--- Begin Data provided ---
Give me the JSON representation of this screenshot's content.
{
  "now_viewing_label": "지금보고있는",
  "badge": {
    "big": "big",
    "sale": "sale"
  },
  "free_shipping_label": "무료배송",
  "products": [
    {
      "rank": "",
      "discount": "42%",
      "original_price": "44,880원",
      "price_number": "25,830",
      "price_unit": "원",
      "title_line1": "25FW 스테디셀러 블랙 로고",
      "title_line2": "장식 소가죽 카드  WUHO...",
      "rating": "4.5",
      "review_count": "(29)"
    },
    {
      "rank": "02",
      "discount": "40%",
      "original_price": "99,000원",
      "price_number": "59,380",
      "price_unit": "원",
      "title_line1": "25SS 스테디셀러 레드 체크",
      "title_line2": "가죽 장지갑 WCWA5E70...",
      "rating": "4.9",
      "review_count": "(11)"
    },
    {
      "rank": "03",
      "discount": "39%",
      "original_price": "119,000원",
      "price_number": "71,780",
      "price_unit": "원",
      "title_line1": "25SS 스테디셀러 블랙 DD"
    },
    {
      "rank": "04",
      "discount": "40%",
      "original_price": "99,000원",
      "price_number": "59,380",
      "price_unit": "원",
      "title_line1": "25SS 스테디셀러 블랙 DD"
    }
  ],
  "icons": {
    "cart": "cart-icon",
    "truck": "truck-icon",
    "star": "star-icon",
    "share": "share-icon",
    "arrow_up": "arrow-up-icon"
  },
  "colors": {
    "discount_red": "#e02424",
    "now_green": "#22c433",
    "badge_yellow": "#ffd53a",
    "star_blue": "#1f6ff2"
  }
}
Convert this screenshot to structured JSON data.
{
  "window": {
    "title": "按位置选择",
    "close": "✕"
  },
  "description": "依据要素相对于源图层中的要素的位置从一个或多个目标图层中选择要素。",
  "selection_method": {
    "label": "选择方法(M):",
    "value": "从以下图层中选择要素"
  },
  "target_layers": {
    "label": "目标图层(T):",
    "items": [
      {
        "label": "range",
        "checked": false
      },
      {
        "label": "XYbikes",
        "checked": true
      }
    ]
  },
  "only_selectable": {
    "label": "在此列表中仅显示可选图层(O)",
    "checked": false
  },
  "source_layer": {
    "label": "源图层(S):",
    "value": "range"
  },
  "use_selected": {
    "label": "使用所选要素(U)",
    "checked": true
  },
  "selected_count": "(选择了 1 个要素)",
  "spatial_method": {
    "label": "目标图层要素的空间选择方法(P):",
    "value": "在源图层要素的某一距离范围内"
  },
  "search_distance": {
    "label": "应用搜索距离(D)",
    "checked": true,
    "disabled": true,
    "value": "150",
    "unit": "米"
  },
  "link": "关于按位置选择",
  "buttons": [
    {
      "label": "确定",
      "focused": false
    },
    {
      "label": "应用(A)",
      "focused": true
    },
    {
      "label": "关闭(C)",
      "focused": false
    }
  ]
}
--- End Data provided ---
Problem to work on: Copy every line from the records above that contains the word "스테디셀러".

Response to the exercise:
      "title_line1": "25FW 스테디셀러 블랙 로고",
      "title_line1": "25SS 스테디셀러 레드 체크",
      "title_line1": "25SS 스테디셀러 블랙 DD"
      "title_line1": "25SS 스테디셀러 블랙 DD"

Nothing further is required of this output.